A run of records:

____________

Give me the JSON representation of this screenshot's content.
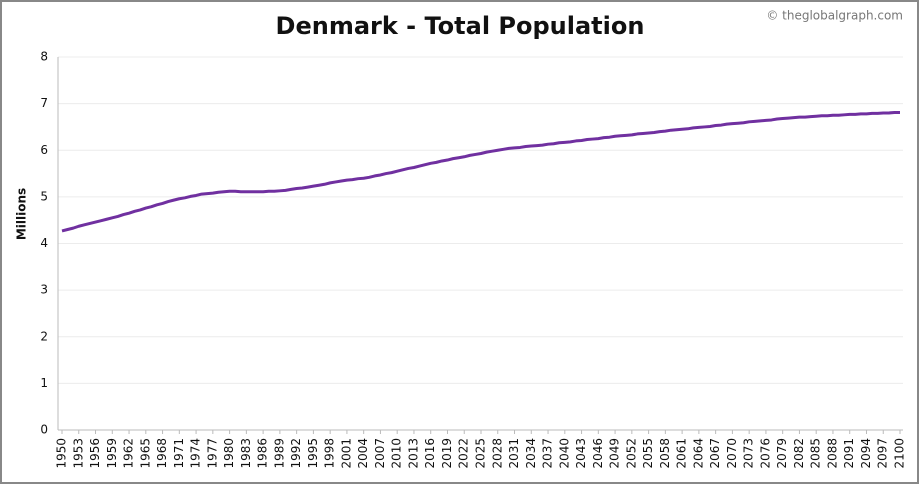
{
  "chart_data": {
    "type": "line",
    "title": "Denmark - Total Population",
    "watermark": "© theglobalgraph.com",
    "y_label": "Millions",
    "x": [
      1950,
      1951,
      1952,
      1953,
      1954,
      1955,
      1956,
      1957,
      1958,
      1959,
      1960,
      1961,
      1962,
      1963,
      1964,
      1965,
      1966,
      1967,
      1968,
      1969,
      1970,
      1971,
      1972,
      1973,
      1974,
      1975,
      1976,
      1977,
      1978,
      1979,
      1980,
      1981,
      1982,
      1983,
      1984,
      1985,
      1986,
      1987,
      1988,
      1989,
      1990,
      1991,
      1992,
      1993,
      1994,
      1995,
      1996,
      1997,
      1998,
      1999,
      2000,
      2001,
      2002,
      2003,
      2004,
      2005,
      2006,
      2007,
      2008,
      2009,
      2010,
      2011,
      2012,
      2013,
      2014,
      2015,
      2016,
      2017,
      2018,
      2019,
      2020,
      2021,
      2022,
      2023,
      2024,
      2025,
      2026,
      2027,
      2028,
      2029,
      2030,
      2031,
      2032,
      2033,
      2034,
      2035,
      2036,
      2037,
      2038,
      2039,
      2040,
      2041,
      2042,
      2043,
      2044,
      2045,
      2046,
      2047,
      2048,
      2049,
      2050,
      2051,
      2052,
      2053,
      2054,
      2055,
      2056,
      2057,
      2058,
      2059,
      2060,
      2061,
      2062,
      2063,
      2064,
      2065,
      2066,
      2067,
      2068,
      2069,
      2070,
      2071,
      2072,
      2073,
      2074,
      2075,
      2076,
      2077,
      2078,
      2079,
      2080,
      2081,
      2082,
      2083,
      2084,
      2085,
      2086,
      2087,
      2088,
      2089,
      2090,
      2091,
      2092,
      2093,
      2094,
      2095,
      2096,
      2097,
      2098,
      2099,
      2100
    ],
    "series": [
      {
        "name": "Total Population",
        "color": "#7030a0",
        "values": [
          4.27,
          4.3,
          4.33,
          4.37,
          4.4,
          4.43,
          4.46,
          4.49,
          4.52,
          4.55,
          4.58,
          4.62,
          4.65,
          4.69,
          4.72,
          4.76,
          4.79,
          4.83,
          4.86,
          4.9,
          4.93,
          4.96,
          4.98,
          5.01,
          5.03,
          5.06,
          5.07,
          5.08,
          5.1,
          5.11,
          5.12,
          5.12,
          5.11,
          5.11,
          5.11,
          5.11,
          5.11,
          5.12,
          5.12,
          5.13,
          5.14,
          5.16,
          5.18,
          5.19,
          5.21,
          5.23,
          5.25,
          5.27,
          5.3,
          5.32,
          5.34,
          5.36,
          5.37,
          5.39,
          5.4,
          5.42,
          5.45,
          5.47,
          5.5,
          5.52,
          5.55,
          5.58,
          5.61,
          5.63,
          5.66,
          5.69,
          5.72,
          5.74,
          5.77,
          5.79,
          5.82,
          5.84,
          5.86,
          5.89,
          5.91,
          5.93,
          5.96,
          5.98,
          6.0,
          6.02,
          6.04,
          6.05,
          6.06,
          6.08,
          6.09,
          6.1,
          6.11,
          6.13,
          6.14,
          6.16,
          6.17,
          6.18,
          6.2,
          6.21,
          6.23,
          6.24,
          6.25,
          6.27,
          6.28,
          6.3,
          6.31,
          6.32,
          6.33,
          6.35,
          6.36,
          6.37,
          6.38,
          6.4,
          6.41,
          6.43,
          6.44,
          6.45,
          6.46,
          6.48,
          6.49,
          6.5,
          6.51,
          6.53,
          6.54,
          6.56,
          6.57,
          6.58,
          6.59,
          6.61,
          6.62,
          6.63,
          6.64,
          6.65,
          6.67,
          6.68,
          6.69,
          6.7,
          6.71,
          6.71,
          6.72,
          6.73,
          6.74,
          6.74,
          6.75,
          6.75,
          6.76,
          6.77,
          6.77,
          6.78,
          6.78,
          6.79,
          6.79,
          6.8,
          6.8,
          6.81,
          6.81
        ]
      }
    ],
    "xlim": [
      1950,
      2100
    ],
    "xticks": [
      1950,
      1953,
      1956,
      1959,
      1962,
      1965,
      1968,
      1971,
      1974,
      1977,
      1980,
      1983,
      1986,
      1989,
      1992,
      1995,
      1998,
      2001,
      2004,
      2007,
      2010,
      2013,
      2016,
      2019,
      2022,
      2025,
      2028,
      2031,
      2034,
      2037,
      2040,
      2043,
      2046,
      2049,
      2052,
      2055,
      2058,
      2061,
      2064,
      2067,
      2070,
      2073,
      2076,
      2079,
      2082,
      2085,
      2088,
      2091,
      2094,
      2097,
      2100
    ],
    "ylim": [
      0,
      8
    ],
    "yticks": [
      0,
      1,
      2,
      3,
      4,
      5,
      6,
      7,
      8
    ],
    "grid": true
  }
}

____________

(Directions for this task) Output the material word for word, omitting its pictures.

(Response to this task)
Give me the JSON representation of this screenshot's content.
{
  "chart_data": {
    "type": "line",
    "title": "Denmark - Total Population",
    "watermark": "© theglobalgraph.com",
    "y_label": "Millions",
    "x": [
      1950,
      1951,
      1952,
      1953,
      1954,
      1955,
      1956,
      1957,
      1958,
      1959,
      1960,
      1961,
      1962,
      1963,
      1964,
      1965,
      1966,
      1967,
      1968,
      1969,
      1970,
      1971,
      1972,
      1973,
      1974,
      1975,
      1976,
      1977,
      1978,
      1979,
      1980,
      1981,
      1982,
      1983,
      1984,
      1985,
      1986,
      1987,
      1988,
      1989,
      1990,
      1991,
      1992,
      1993,
      1994,
      1995,
      1996,
      1997,
      1998,
      1999,
      2000,
      2001,
      2002,
      2003,
      2004,
      2005,
      2006,
      2007,
      2008,
      2009,
      2010,
      2011,
      2012,
      2013,
      2014,
      2015,
      2016,
      2017,
      2018,
      2019,
      2020,
      2021,
      2022,
      2023,
      2024,
      2025,
      2026,
      2027,
      2028,
      2029,
      2030,
      2031,
      2032,
      2033,
      2034,
      2035,
      2036,
      2037,
      2038,
      2039,
      2040,
      2041,
      2042,
      2043,
      2044,
      2045,
      2046,
      2047,
      2048,
      2049,
      2050,
      2051,
      2052,
      2053,
      2054,
      2055,
      2056,
      2057,
      2058,
      2059,
      2060,
      2061,
      2062,
      2063,
      2064,
      2065,
      2066,
      2067,
      2068,
      2069,
      2070,
      2071,
      2072,
      2073,
      2074,
      2075,
      2076,
      2077,
      2078,
      2079,
      2080,
      2081,
      2082,
      2083,
      2084,
      2085,
      2086,
      2087,
      2088,
      2089,
      2090,
      2091,
      2092,
      2093,
      2094,
      2095,
      2096,
      2097,
      2098,
      2099,
      2100
    ],
    "series": [
      {
        "name": "Total Population",
        "color": "#7030a0",
        "values": [
          4.27,
          4.3,
          4.33,
          4.37,
          4.4,
          4.43,
          4.46,
          4.49,
          4.52,
          4.55,
          4.58,
          4.62,
          4.65,
          4.69,
          4.72,
          4.76,
          4.79,
          4.83,
          4.86,
          4.9,
          4.93,
          4.96,
          4.98,
          5.01,
          5.03,
          5.06,
          5.07,
          5.08,
          5.1,
          5.11,
          5.12,
          5.12,
          5.11,
          5.11,
          5.11,
          5.11,
          5.11,
          5.12,
          5.12,
          5.13,
          5.14,
          5.16,
          5.18,
          5.19,
          5.21,
          5.23,
          5.25,
          5.27,
          5.3,
          5.32,
          5.34,
          5.36,
          5.37,
          5.39,
          5.4,
          5.42,
          5.45,
          5.47,
          5.5,
          5.52,
          5.55,
          5.58,
          5.61,
          5.63,
          5.66,
          5.69,
          5.72,
          5.74,
          5.77,
          5.79,
          5.82,
          5.84,
          5.86,
          5.89,
          5.91,
          5.93,
          5.96,
          5.98,
          6.0,
          6.02,
          6.04,
          6.05,
          6.06,
          6.08,
          6.09,
          6.1,
          6.11,
          6.13,
          6.14,
          6.16,
          6.17,
          6.18,
          6.2,
          6.21,
          6.23,
          6.24,
          6.25,
          6.27,
          6.28,
          6.3,
          6.31,
          6.32,
          6.33,
          6.35,
          6.36,
          6.37,
          6.38,
          6.4,
          6.41,
          6.43,
          6.44,
          6.45,
          6.46,
          6.48,
          6.49,
          6.5,
          6.51,
          6.53,
          6.54,
          6.56,
          6.57,
          6.58,
          6.59,
          6.61,
          6.62,
          6.63,
          6.64,
          6.65,
          6.67,
          6.68,
          6.69,
          6.7,
          6.71,
          6.71,
          6.72,
          6.73,
          6.74,
          6.74,
          6.75,
          6.75,
          6.76,
          6.77,
          6.77,
          6.78,
          6.78,
          6.79,
          6.79,
          6.8,
          6.8,
          6.81,
          6.81
        ]
      }
    ],
    "xlim": [
      1950,
      2100
    ],
    "xticks": [
      1950,
      1953,
      1956,
      1959,
      1962,
      1965,
      1968,
      1971,
      1974,
      1977,
      1980,
      1983,
      1986,
      1989,
      1992,
      1995,
      1998,
      2001,
      2004,
      2007,
      2010,
      2013,
      2016,
      2019,
      2022,
      2025,
      2028,
      2031,
      2034,
      2037,
      2040,
      2043,
      2046,
      2049,
      2052,
      2055,
      2058,
      2061,
      2064,
      2067,
      2070,
      2073,
      2076,
      2079,
      2082,
      2085,
      2088,
      2091,
      2094,
      2097,
      2100
    ],
    "ylim": [
      0,
      8
    ],
    "yticks": [
      0,
      1,
      2,
      3,
      4,
      5,
      6,
      7,
      8
    ],
    "grid": true
  }
}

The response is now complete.